**SHORT TASK**
Locate the line containing "Transcribe the text in this document.", then please write out that line and all the lines below it in the entries exactly.

**DATASET**
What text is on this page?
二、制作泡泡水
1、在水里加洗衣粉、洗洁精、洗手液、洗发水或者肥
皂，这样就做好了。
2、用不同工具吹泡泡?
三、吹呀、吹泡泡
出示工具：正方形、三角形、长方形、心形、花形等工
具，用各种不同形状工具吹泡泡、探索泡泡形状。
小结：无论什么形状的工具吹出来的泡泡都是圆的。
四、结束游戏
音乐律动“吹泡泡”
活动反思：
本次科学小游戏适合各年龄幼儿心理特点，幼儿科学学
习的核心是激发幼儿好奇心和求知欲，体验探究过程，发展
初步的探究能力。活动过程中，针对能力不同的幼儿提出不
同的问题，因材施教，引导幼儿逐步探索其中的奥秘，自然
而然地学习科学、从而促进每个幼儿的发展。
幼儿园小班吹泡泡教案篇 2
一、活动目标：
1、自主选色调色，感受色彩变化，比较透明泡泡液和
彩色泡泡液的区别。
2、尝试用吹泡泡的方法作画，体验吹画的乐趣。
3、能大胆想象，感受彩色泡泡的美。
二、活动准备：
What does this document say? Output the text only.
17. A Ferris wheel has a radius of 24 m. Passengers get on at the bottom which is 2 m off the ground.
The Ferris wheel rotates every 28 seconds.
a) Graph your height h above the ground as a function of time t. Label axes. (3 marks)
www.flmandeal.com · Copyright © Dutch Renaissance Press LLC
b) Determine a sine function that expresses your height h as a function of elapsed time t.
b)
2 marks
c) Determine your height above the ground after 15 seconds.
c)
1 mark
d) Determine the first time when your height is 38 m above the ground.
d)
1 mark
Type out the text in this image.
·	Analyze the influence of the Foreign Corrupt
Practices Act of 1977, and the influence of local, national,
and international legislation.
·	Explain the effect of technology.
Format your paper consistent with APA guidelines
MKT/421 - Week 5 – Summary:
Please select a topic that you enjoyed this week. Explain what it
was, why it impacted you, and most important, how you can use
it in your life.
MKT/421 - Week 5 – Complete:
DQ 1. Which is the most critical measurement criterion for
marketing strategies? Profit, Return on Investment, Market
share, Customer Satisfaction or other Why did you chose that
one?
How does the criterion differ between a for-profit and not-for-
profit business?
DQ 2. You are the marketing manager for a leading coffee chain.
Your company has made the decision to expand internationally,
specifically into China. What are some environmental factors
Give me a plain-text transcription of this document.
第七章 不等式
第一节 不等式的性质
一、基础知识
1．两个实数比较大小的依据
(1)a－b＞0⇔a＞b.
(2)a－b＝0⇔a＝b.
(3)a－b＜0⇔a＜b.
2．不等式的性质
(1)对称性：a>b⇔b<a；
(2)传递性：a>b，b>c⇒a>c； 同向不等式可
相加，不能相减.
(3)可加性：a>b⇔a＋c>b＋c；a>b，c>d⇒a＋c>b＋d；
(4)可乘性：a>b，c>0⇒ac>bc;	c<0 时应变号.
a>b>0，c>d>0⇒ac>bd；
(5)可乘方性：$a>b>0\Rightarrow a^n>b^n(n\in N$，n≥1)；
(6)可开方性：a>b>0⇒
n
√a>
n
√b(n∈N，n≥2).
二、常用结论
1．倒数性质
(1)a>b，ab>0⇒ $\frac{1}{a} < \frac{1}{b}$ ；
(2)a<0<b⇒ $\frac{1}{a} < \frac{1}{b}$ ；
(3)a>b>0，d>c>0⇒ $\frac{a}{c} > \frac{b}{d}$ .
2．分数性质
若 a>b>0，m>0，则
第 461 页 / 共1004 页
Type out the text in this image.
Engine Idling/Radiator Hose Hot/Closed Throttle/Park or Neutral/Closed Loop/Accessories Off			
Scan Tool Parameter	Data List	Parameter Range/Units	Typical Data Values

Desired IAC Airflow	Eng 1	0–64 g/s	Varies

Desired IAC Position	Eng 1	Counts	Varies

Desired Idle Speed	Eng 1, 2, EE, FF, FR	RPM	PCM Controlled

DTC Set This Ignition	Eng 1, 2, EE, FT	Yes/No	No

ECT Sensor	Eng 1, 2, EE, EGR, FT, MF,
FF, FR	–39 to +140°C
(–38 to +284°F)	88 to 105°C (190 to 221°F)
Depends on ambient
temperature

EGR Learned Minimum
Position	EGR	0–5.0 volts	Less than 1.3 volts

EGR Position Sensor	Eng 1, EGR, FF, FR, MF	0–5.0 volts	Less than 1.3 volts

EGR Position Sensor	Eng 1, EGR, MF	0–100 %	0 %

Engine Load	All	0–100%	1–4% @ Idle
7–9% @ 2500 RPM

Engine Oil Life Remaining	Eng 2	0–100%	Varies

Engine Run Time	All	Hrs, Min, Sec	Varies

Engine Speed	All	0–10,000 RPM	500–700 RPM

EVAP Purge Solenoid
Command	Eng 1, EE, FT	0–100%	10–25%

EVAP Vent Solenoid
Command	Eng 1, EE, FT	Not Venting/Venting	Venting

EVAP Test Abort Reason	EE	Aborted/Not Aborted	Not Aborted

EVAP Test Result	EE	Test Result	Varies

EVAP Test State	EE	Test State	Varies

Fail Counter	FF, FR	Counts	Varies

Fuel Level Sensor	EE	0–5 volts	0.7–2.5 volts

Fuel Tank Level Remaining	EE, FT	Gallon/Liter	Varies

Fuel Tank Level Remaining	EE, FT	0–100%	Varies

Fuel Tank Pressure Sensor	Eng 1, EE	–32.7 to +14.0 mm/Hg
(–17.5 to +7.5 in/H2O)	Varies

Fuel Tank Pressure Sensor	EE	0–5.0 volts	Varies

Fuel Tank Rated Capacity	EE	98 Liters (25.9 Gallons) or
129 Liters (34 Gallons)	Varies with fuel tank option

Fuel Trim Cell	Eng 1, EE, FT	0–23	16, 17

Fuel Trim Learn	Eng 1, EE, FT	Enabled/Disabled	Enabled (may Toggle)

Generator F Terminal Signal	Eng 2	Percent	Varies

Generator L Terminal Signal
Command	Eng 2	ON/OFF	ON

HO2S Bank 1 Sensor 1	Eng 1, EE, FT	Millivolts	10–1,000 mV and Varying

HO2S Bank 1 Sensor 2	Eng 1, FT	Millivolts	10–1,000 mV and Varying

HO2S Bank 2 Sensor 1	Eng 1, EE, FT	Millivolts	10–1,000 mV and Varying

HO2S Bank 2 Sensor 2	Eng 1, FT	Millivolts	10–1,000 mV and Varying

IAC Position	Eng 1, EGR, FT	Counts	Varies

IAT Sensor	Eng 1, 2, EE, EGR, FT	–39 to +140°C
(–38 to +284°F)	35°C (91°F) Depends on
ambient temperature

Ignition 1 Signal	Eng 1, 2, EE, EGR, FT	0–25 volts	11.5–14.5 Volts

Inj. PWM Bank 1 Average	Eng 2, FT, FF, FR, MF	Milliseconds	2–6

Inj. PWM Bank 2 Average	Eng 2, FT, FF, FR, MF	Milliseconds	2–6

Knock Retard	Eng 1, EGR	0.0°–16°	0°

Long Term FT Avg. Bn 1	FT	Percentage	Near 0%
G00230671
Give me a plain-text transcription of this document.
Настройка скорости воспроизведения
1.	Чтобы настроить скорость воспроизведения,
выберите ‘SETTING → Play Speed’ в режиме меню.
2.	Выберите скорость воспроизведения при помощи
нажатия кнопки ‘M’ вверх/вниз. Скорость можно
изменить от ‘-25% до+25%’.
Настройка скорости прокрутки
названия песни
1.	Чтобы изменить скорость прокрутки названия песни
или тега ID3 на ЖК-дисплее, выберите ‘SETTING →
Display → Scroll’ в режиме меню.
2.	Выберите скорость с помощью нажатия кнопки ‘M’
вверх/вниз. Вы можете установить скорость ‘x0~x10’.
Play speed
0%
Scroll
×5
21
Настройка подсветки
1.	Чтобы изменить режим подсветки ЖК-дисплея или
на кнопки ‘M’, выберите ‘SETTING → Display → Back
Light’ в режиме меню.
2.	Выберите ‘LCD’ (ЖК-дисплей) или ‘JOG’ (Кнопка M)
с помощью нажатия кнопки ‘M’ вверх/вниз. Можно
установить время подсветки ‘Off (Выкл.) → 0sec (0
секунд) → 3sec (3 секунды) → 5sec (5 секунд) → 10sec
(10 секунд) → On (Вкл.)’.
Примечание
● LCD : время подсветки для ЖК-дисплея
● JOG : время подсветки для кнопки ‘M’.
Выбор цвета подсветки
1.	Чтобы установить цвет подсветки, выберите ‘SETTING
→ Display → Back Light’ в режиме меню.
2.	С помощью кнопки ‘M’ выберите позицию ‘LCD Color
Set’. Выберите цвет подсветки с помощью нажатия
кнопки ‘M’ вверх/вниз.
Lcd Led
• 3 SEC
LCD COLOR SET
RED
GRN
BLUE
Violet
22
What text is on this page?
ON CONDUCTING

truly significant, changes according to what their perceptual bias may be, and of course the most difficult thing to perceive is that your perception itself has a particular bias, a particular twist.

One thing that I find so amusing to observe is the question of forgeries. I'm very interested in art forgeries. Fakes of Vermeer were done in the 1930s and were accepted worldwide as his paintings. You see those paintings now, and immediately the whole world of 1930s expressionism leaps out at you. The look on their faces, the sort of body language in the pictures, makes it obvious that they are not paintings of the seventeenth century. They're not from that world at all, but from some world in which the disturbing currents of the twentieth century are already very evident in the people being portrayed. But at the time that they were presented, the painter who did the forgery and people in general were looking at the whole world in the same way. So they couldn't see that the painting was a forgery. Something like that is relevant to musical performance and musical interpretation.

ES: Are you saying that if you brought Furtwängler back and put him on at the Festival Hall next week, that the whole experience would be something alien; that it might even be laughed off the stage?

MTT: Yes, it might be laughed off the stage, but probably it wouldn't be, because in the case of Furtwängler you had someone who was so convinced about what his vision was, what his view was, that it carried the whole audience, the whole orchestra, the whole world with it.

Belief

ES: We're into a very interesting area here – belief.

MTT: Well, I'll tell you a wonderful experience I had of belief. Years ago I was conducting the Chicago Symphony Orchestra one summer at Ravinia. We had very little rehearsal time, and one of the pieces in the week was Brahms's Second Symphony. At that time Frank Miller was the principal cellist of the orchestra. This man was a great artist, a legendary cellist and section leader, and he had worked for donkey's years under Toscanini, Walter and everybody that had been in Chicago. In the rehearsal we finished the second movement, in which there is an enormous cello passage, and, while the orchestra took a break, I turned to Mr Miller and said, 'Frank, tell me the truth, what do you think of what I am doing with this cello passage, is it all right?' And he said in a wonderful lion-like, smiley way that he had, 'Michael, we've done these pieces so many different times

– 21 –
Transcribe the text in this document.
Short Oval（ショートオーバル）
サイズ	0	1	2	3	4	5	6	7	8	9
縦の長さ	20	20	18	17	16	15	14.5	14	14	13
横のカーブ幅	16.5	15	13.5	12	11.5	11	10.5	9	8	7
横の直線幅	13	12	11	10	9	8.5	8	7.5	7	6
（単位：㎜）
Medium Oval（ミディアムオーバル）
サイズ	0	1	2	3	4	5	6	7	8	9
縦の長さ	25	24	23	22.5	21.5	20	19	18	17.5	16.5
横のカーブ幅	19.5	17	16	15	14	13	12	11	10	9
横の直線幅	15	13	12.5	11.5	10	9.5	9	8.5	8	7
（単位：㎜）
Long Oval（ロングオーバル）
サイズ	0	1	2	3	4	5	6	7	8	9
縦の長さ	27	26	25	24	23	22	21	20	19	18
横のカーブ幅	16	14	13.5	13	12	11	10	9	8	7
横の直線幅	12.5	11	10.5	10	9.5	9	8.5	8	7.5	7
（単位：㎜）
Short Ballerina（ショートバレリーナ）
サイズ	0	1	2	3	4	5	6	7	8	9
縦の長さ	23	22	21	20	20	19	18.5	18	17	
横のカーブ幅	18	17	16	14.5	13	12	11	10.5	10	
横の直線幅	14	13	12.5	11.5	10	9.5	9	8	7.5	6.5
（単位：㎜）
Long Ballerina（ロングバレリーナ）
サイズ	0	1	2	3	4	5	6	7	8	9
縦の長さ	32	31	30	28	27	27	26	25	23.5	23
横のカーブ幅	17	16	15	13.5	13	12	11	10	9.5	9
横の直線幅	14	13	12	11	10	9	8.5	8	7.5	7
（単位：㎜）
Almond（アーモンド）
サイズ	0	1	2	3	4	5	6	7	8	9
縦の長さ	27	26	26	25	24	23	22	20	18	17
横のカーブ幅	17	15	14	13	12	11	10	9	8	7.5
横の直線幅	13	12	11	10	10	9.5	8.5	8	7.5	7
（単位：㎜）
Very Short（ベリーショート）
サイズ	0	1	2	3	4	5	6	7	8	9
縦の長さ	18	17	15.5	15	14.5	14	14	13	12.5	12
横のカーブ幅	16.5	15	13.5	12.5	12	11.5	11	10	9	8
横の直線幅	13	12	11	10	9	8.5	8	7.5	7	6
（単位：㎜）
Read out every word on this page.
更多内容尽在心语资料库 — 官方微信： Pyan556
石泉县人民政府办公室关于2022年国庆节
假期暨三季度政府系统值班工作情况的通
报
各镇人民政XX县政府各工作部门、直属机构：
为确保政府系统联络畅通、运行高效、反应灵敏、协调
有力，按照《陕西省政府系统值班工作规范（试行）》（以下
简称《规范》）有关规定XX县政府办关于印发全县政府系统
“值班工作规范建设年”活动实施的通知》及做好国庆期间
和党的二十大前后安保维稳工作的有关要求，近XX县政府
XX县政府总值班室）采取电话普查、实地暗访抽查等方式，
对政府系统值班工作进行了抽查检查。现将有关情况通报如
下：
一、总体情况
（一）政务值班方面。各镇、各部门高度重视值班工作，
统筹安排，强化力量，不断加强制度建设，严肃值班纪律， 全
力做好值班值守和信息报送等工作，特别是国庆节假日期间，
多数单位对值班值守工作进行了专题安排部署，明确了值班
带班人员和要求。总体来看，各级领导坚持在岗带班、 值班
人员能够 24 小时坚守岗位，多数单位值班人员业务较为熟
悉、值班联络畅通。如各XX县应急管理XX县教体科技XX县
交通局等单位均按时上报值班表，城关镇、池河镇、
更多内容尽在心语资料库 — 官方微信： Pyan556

**EXERCISE RESPONSE**
Transcribe the text in this document.
Short Oval（ショートオーバル）
サイズ	0	1	2	3	4	5	6	7	8	9
縦の長さ	20	20	18	17	16	15	14.5	14	14	13
横のカーブ幅	16.5	15	13.5	12	11.5	11	10.5	9	8	7
横の直線幅	13	12	11	10	9	8.5	8	7.5	7	6
（単位：㎜）
Medium Oval（ミディアムオーバル）
サイズ	0	1	2	3	4	5	6	7	8	9
縦の長さ	25	24	23	22.5	21.5	20	19	18	17.5	16.5
横のカーブ幅	19.5	17	16	15	14	13	12	11	10	9
横の直線幅	15	13	12.5	11.5	10	9.5	9	8.5	8	7
（単位：㎜）
Long Oval（ロングオーバル）
サイズ	0	1	2	3	4	5	6	7	8	9
縦の長さ	27	26	25	24	23	22	21	20	19	18
横のカーブ幅	16	14	13.5	13	12	11	10	9	8	7
横の直線幅	12.5	11	10.5	10	9.5	9	8.5	8	7.5	7
（単位：㎜）
Short Ballerina（ショートバレリーナ）
サイズ	0	1	2	3	4	5	6	7	8	9
縦の長さ	23	22	21	20	20	19	18.5	18	17	
横のカーブ幅	18	17	16	14.5	13	12	11	10.5	10	
横の直線幅	14	13	12.5	11.5	10	9.5	9	8	7.5	6.5
（単位：㎜）
Long Ballerina（ロングバレリーナ）
サイズ	0	1	2	3	4	5	6	7	8	9
縦の長さ	32	31	30	28	27	27	26	25	23.5	23
横のカーブ幅	17	16	15	13.5	13	12	11	10	9.5	9
横の直線幅	14	13	12	11	10	9	8.5	8	7.5	7
（単位：㎜）
Almond（アーモンド）
サイズ	0	1	2	3	4	5	6	7	8	9
縦の長さ	27	26	26	25	24	23	22	20	18	17
横のカーブ幅	17	15	14	13	12	11	10	9	8	7.5
横の直線幅	13	12	11	10	10	9.5	8.5	8	7.5	7
（単位：㎜）
Very Short（ベリーショート）
サイズ	0	1	2	3	4	5	6	7	8	9
縦の長さ	18	17	15.5	15	14.5	14	14	13	12.5	12
横のカーブ幅	16.5	15	13.5	12.5	12	11.5	11	10	9	8
横の直線幅	13	12	11	10	9	8.5	8	7.5	7	6
（単位：㎜）
Read out every word on this page.
更多内容尽在心语资料库 — 官方微信： Pyan556
石泉县人民政府办公室关于2022年国庆节
假期暨三季度政府系统值班工作情况的通
报
各镇人民政XX县政府各工作部门、直属机构：
为确保政府系统联络畅通、运行高效、反应灵敏、协调
有力，按照《陕西省政府系统值班工作规范（试行）》（以下
简称《规范》）有关规定XX县政府办关于印发全县政府系统
“值班工作规范建设年”活动实施的通知》及做好国庆期间
和党的二十大前后安保维稳工作的有关要求，近XX县政府
XX县政府总值班室）采取电话普查、实地暗访抽查等方式，
对政府系统值班工作进行了抽查检查。现将有关情况通报如
下：
一、总体情况
（一）政务值班方面。各镇、各部门高度重视值班工作，
统筹安排，强化力量，不断加强制度建设，严肃值班纪律， 全
力做好值班值守和信息报送等工作，特别是国庆节假日期间，
多数单位对值班值守工作进行了专题安排部署，明确了值班
带班人员和要求。总体来看，各级领导坚持在岗带班、 值班
人员能够 24 小时坚守岗位，多数单位值班人员业务较为熟
悉、值班联络畅通。如各XX县应急管理XX县教体科技XX县
交通局等单位均按时上报值班表，城关镇、池河镇、
更多内容尽在心语资料库 — 官方微信： Pyan556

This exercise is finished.